▼
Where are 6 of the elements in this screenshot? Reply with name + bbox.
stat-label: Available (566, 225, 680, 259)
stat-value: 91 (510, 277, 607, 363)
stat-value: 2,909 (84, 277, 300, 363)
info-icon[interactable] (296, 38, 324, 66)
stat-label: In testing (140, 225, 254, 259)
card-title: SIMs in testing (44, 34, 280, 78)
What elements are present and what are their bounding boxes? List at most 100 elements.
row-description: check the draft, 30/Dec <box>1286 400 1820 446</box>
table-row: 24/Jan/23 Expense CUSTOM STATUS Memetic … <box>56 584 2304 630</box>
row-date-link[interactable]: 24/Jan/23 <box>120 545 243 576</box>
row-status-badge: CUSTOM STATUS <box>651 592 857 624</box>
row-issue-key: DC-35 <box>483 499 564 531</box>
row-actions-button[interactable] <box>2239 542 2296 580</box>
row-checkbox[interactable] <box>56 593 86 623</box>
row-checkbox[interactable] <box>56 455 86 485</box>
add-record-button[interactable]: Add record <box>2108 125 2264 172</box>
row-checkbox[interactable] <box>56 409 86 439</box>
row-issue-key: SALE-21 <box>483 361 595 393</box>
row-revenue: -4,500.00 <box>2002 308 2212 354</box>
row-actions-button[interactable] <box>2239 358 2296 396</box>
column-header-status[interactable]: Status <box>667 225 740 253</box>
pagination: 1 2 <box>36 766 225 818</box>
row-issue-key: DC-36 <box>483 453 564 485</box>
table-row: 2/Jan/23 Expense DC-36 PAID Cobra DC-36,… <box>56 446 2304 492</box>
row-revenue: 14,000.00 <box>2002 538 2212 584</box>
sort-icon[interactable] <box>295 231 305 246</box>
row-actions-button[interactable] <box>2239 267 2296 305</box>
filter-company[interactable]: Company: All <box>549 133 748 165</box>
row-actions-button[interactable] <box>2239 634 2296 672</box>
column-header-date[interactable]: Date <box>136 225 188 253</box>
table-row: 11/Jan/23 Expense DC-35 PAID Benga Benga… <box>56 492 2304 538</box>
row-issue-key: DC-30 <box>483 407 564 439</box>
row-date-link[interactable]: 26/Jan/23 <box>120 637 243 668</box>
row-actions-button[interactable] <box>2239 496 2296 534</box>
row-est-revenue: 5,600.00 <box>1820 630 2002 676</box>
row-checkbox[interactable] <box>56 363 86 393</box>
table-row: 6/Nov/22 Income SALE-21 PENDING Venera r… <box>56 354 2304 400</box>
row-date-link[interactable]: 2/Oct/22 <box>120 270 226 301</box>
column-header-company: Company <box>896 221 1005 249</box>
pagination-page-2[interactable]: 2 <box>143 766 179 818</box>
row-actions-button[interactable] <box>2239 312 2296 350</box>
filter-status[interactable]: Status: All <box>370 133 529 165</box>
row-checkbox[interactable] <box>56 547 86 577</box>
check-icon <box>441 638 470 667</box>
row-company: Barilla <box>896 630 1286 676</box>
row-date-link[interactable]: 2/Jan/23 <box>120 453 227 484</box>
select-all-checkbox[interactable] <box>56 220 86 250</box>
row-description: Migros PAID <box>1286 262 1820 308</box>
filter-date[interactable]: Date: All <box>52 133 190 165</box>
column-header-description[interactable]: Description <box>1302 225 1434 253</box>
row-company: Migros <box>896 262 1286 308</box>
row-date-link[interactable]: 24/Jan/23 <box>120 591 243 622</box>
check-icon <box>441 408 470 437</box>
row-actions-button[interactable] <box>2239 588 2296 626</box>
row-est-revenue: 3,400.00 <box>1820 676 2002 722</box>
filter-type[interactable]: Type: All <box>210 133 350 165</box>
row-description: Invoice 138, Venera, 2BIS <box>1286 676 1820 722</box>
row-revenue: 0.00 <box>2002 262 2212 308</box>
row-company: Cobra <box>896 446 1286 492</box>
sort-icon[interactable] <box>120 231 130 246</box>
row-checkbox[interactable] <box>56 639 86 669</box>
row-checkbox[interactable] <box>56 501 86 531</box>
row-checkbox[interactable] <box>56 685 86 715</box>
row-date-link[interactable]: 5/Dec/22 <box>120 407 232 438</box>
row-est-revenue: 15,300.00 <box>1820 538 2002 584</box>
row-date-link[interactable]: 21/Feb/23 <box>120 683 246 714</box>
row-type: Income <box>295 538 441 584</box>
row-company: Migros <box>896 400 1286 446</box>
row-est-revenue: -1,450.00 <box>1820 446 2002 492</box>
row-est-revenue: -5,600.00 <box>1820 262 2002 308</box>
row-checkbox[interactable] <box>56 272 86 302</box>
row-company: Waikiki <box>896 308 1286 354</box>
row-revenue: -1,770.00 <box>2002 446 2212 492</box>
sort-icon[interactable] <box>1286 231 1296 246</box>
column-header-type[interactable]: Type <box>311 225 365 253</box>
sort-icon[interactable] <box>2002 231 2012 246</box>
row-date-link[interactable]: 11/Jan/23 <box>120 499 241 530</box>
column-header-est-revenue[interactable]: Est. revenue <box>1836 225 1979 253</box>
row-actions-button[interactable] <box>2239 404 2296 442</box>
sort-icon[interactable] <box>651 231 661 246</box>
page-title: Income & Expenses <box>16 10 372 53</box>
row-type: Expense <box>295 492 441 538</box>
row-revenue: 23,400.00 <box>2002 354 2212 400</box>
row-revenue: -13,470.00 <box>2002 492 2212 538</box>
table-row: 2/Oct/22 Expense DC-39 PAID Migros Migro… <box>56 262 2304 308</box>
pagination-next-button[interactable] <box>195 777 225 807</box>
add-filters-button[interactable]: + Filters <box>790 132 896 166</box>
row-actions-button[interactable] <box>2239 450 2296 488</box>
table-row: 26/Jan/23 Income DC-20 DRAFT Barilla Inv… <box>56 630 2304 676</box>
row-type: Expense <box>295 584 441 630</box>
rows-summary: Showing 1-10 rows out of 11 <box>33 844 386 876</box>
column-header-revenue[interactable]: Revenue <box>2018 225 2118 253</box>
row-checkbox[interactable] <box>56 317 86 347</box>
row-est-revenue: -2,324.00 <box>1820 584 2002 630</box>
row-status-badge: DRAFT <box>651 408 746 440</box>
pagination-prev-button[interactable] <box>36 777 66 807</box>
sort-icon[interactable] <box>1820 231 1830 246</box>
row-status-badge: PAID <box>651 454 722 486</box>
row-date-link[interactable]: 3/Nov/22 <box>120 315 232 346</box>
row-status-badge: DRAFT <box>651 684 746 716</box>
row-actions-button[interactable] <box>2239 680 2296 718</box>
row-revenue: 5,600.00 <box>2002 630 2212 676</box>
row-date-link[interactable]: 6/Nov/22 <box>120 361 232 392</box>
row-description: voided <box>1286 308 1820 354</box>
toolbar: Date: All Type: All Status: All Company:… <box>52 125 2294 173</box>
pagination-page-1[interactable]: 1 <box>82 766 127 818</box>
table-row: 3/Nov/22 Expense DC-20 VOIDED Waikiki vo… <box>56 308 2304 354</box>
▲
[Work to do]: Copy out all of the entries above line for line, without changing a single character.

[Answer for this exercise]:
Where are 6 of the elements in this screenshot? Reply with name + bbox.
stat-label: Available (566, 225, 680, 259)
stat-value: 91 (510, 277, 607, 363)
stat-value: 2,909 (84, 277, 300, 363)
info-icon[interactable] (296, 38, 324, 66)
stat-label: In testing (140, 225, 254, 259)
card-title: SIMs in testing (44, 34, 280, 78)
What elements are present and what are their bounding boxes? List at most 100 elements.
row-description: check the draft, 30/Dec <box>1286 400 1820 446</box>
table-row: 24/Jan/23 Expense CUSTOM STATUS Memetic … <box>56 584 2304 630</box>
row-date-link[interactable]: 24/Jan/23 <box>120 545 243 576</box>
row-status-badge: CUSTOM STATUS <box>651 592 857 624</box>
row-issue-key: DC-35 <box>483 499 564 531</box>
row-actions-button[interactable] <box>2239 542 2296 580</box>
row-checkbox[interactable] <box>56 593 86 623</box>
row-checkbox[interactable] <box>56 455 86 485</box>
add-record-button[interactable]: Add record <box>2108 125 2264 172</box>
row-checkbox[interactable] <box>56 409 86 439</box>
row-issue-key: SALE-21 <box>483 361 595 393</box>
row-revenue: -4,500.00 <box>2002 308 2212 354</box>
row-actions-button[interactable] <box>2239 358 2296 396</box>
column-header-status[interactable]: Status <box>667 225 740 253</box>
pagination: 1 2 <box>36 766 225 818</box>
row-issue-key: DC-36 <box>483 453 564 485</box>
table-row: 2/Jan/23 Expense DC-36 PAID Cobra DC-36,… <box>56 446 2304 492</box>
row-revenue: 14,000.00 <box>2002 538 2212 584</box>
sort-icon[interactable] <box>295 231 305 246</box>
row-actions-button[interactable] <box>2239 267 2296 305</box>
filter-company[interactable]: Company: All <box>549 133 748 165</box>
row-actions-button[interactable] <box>2239 634 2296 672</box>
column-header-date[interactable]: Date <box>136 225 188 253</box>
table-row: 11/Jan/23 Expense DC-35 PAID Benga Benga… <box>56 492 2304 538</box>
row-issue-key: DC-30 <box>483 407 564 439</box>
row-date-link[interactable]: 26/Jan/23 <box>120 637 243 668</box>
row-actions-button[interactable] <box>2239 496 2296 534</box>
row-est-revenue: 5,600.00 <box>1820 630 2002 676</box>
row-checkbox[interactable] <box>56 363 86 393</box>
table-row: 6/Nov/22 Income SALE-21 PENDING Venera r… <box>56 354 2304 400</box>
row-date-link[interactable]: 2/Oct/22 <box>120 270 226 301</box>
column-header-company: Company <box>896 221 1005 249</box>
pagination-page-2[interactable]: 2 <box>143 766 179 818</box>
row-actions-button[interactable] <box>2239 312 2296 350</box>
filter-status[interactable]: Status: All <box>370 133 529 165</box>
row-checkbox[interactable] <box>56 547 86 577</box>
check-icon <box>441 638 470 667</box>
row-company: Barilla <box>896 630 1286 676</box>
row-date-link[interactable]: 2/Jan/23 <box>120 453 227 484</box>
select-all-checkbox[interactable] <box>56 220 86 250</box>
row-description: Migros PAID <box>1286 262 1820 308</box>
filter-date[interactable]: Date: All <box>52 133 190 165</box>
column-header-description[interactable]: Description <box>1302 225 1434 253</box>
row-company: Migros <box>896 262 1286 308</box>
row-date-link[interactable]: 24/Jan/23 <box>120 591 243 622</box>
check-icon <box>441 408 470 437</box>
row-actions-button[interactable] <box>2239 588 2296 626</box>
row-est-revenue: 3,400.00 <box>1820 676 2002 722</box>
filter-type[interactable]: Type: All <box>210 133 350 165</box>
row-description: Invoice 138, Venera, 2BIS <box>1286 676 1820 722</box>
row-revenue: 0.00 <box>2002 262 2212 308</box>
row-company: Cobra <box>896 446 1286 492</box>
sort-icon[interactable] <box>120 231 130 246</box>
row-checkbox[interactable] <box>56 639 86 669</box>
row-checkbox[interactable] <box>56 501 86 531</box>
row-checkbox[interactable] <box>56 685 86 715</box>
row-date-link[interactable]: 5/Dec/22 <box>120 407 232 438</box>
row-est-revenue: 15,300.00 <box>1820 538 2002 584</box>
row-date-link[interactable]: 21/Feb/23 <box>120 683 246 714</box>
row-type: Income <box>295 538 441 584</box>
row-company: Migros <box>896 400 1286 446</box>
row-est-revenue: -1,450.00 <box>1820 446 2002 492</box>
row-est-revenue: -5,600.00 <box>1820 262 2002 308</box>
row-checkbox[interactable] <box>56 272 86 302</box>
row-company: Waikiki <box>896 308 1286 354</box>
row-revenue: -1,770.00 <box>2002 446 2212 492</box>
sort-icon[interactable] <box>1286 231 1296 246</box>
column-header-type[interactable]: Type <box>311 225 365 253</box>
sort-icon[interactable] <box>2002 231 2012 246</box>
row-date-link[interactable]: 11/Jan/23 <box>120 499 241 530</box>
column-header-est-revenue[interactable]: Est. revenue <box>1836 225 1979 253</box>
row-actions-button[interactable] <box>2239 404 2296 442</box>
sort-icon[interactable] <box>651 231 661 246</box>
page-title: Income & Expenses <box>16 10 372 53</box>
row-type: Expense <box>295 492 441 538</box>
row-revenue: 23,400.00 <box>2002 354 2212 400</box>
row-revenue: -13,470.00 <box>2002 492 2212 538</box>
table-row: 2/Oct/22 Expense DC-39 PAID Migros Migro… <box>56 262 2304 308</box>
pagination-next-button[interactable] <box>195 777 225 807</box>
add-filters-button[interactable]: + Filters <box>790 132 896 166</box>
row-actions-button[interactable] <box>2239 450 2296 488</box>
table-row: 26/Jan/23 Income DC-20 DRAFT Barilla Inv… <box>56 630 2304 676</box>
row-type: Expense <box>295 584 441 630</box>
rows-summary: Showing 1-10 rows out of 11 <box>33 844 386 876</box>
column-header-revenue[interactable]: Revenue <box>2018 225 2118 253</box>
row-checkbox[interactable] <box>56 317 86 347</box>
row-est-revenue: -2,324.00 <box>1820 584 2002 630</box>
row-status-badge: DRAFT <box>651 408 746 440</box>
pagination-prev-button[interactable] <box>36 777 66 807</box>
sort-icon[interactable] <box>1820 231 1830 246</box>
row-status-badge: PAID <box>651 454 722 486</box>
row-date-link[interactable]: 3/Nov/22 <box>120 315 232 346</box>
row-status-badge: DRAFT <box>651 684 746 716</box>
row-actions-button[interactable] <box>2239 680 2296 718</box>
row-revenue: 5,600.00 <box>2002 630 2212 676</box>
row-date-link[interactable]: 6/Nov/22 <box>120 361 232 392</box>
row-description: voided <box>1286 308 1820 354</box>
toolbar: Date: All Type: All Status: All Company:… <box>52 125 2294 173</box>
pagination-page-1[interactable]: 1 <box>82 766 127 818</box>
table-row: 3/Nov/22 Expense DC-20 VOIDED Waikiki vo… <box>56 308 2304 354</box>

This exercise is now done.